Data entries
::::::::::

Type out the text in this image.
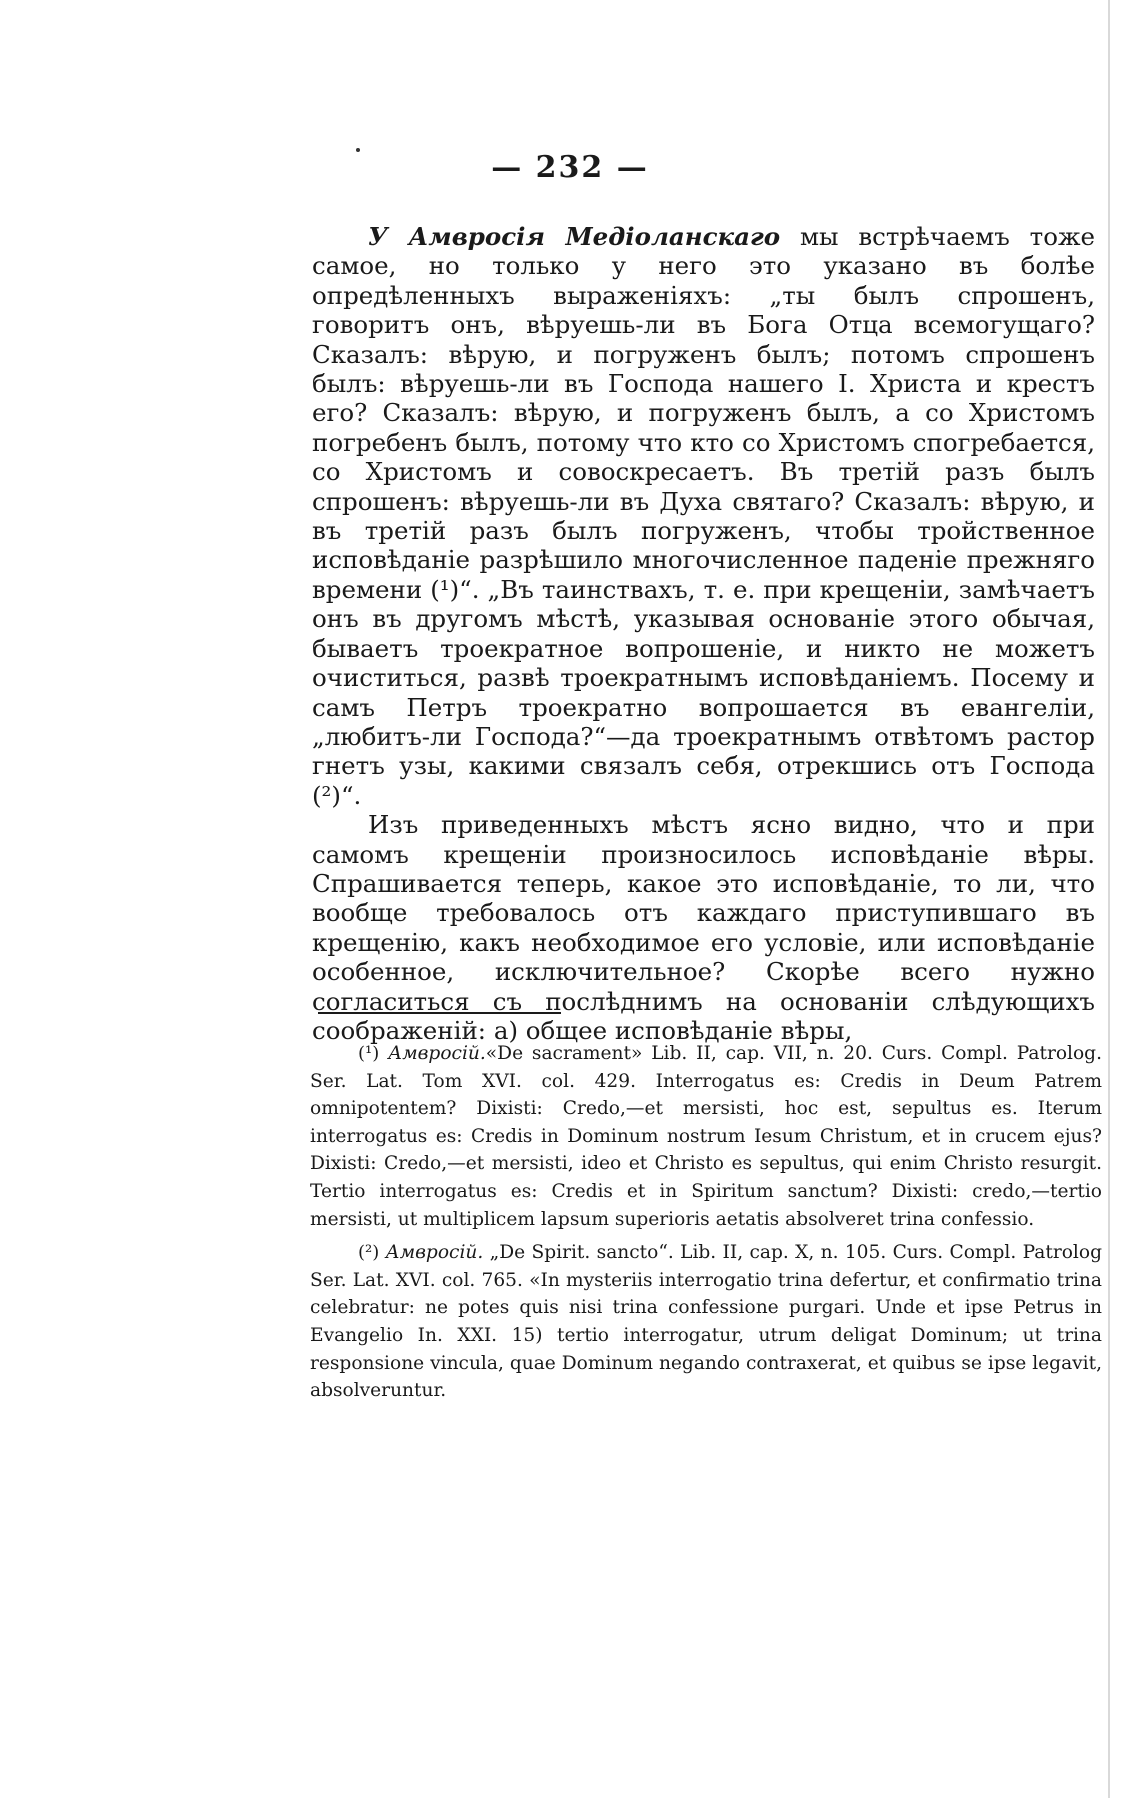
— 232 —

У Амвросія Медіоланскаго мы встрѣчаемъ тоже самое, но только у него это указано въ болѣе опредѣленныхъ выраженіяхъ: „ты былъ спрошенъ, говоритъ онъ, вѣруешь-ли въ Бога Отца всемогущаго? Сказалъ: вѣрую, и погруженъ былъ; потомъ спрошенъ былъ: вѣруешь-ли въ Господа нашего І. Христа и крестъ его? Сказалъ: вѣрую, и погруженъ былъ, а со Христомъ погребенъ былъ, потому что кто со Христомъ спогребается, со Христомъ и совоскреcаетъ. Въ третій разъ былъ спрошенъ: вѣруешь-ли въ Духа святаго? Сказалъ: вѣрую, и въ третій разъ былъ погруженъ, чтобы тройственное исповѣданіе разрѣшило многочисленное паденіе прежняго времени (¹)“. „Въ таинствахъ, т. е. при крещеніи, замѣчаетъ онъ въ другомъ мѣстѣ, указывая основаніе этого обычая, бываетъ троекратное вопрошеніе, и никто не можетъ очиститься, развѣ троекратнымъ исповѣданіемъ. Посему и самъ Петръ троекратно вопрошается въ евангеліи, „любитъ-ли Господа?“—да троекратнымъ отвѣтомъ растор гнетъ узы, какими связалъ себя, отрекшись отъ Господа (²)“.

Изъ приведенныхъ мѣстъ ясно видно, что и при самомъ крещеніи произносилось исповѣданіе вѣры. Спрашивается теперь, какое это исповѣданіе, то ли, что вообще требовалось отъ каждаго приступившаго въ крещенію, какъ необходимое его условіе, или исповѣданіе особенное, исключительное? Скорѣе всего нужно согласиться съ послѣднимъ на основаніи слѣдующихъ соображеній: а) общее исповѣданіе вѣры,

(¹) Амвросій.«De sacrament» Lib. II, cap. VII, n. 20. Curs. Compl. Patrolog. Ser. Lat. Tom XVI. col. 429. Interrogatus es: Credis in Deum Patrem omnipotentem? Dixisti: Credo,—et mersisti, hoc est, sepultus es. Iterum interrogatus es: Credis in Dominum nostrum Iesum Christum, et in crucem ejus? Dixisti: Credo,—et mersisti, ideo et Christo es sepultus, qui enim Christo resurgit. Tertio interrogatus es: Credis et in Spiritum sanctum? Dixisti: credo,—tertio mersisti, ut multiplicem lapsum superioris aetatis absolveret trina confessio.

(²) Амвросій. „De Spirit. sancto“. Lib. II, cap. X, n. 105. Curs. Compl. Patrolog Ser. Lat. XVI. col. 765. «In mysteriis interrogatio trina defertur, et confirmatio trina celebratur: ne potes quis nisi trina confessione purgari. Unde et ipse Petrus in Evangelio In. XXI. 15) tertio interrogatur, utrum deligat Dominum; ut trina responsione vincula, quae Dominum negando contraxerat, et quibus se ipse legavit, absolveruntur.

::::::::::

* **AIM**
What you return should match the records above word for word, minus the pictures.

* **RESULT OF THE TASK**
Type out the text in this image.
— 232 —

У Амвросія Медіоланскаго мы встрѣчаемъ тоже самое, но только у него это указано въ болѣе опредѣленныхъ выраженіяхъ: „ты былъ спрошенъ, говоритъ онъ, вѣруешь-ли въ Бога Отца всемогущаго? Сказалъ: вѣрую, и погруженъ былъ; потомъ спрошенъ былъ: вѣруешь-ли въ Господа нашего І. Христа и крестъ его? Сказалъ: вѣрую, и погруженъ былъ, а со Христомъ погребенъ былъ, потому что кто со Христомъ спогребается, со Христомъ и совоскреcаетъ. Въ третій разъ былъ спрошенъ: вѣруешь-ли въ Духа святаго? Сказалъ: вѣрую, и въ третій разъ былъ погруженъ, чтобы тройственное исповѣданіе разрѣшило многочисленное паденіе прежняго времени (¹)“. „Въ таинствахъ, т. е. при крещеніи, замѣчаетъ онъ въ другомъ мѣстѣ, указывая основаніе этого обычая, бываетъ троекратное вопрошеніе, и никто не можетъ очиститься, развѣ троекратнымъ исповѣданіемъ. Посему и самъ Петръ троекратно вопрошается въ евангеліи, „любитъ-ли Господа?“—да троекратнымъ отвѣтомъ растор гнетъ узы, какими связалъ себя, отрекшись отъ Господа (²)“.

Изъ приведенныхъ мѣстъ ясно видно, что и при самомъ крещеніи произносилось исповѣданіе вѣры. Спрашивается теперь, какое это исповѣданіе, то ли, что вообще требовалось отъ каждаго приступившаго въ крещенію, какъ необходимое его условіе, или исповѣданіе особенное, исключительное? Скорѣе всего нужно согласиться съ послѣднимъ на основаніи слѣдующихъ соображеній: а) общее исповѣданіе вѣры,

(¹) Амвросій.«De sacrament» Lib. II, cap. VII, n. 20. Curs. Compl. Patrolog. Ser. Lat. Tom XVI. col. 429. Interrogatus es: Credis in Deum Patrem omnipotentem? Dixisti: Credo,—et mersisti, hoc est, sepultus es. Iterum interrogatus es: Credis in Dominum nostrum Iesum Christum, et in crucem ejus? Dixisti: Credo,—et mersisti, ideo et Christo es sepultus, qui enim Christo resurgit. Tertio interrogatus es: Credis et in Spiritum sanctum? Dixisti: credo,—tertio mersisti, ut multiplicem lapsum superioris aetatis absolveret trina confessio.

(²) Амвросій. „De Spirit. sancto“. Lib. II, cap. X, n. 105. Curs. Compl. Patrolog Ser. Lat. XVI. col. 765. «In mysteriis interrogatio trina defertur, et confirmatio trina celebratur: ne potes quis nisi trina confessione purgari. Unde et ipse Petrus in Evangelio In. XXI. 15) tertio interrogatur, utrum deligat Dominum; ut trina responsione vincula, quae Dominum negando contraxerat, et quibus se ipse legavit, absolveruntur.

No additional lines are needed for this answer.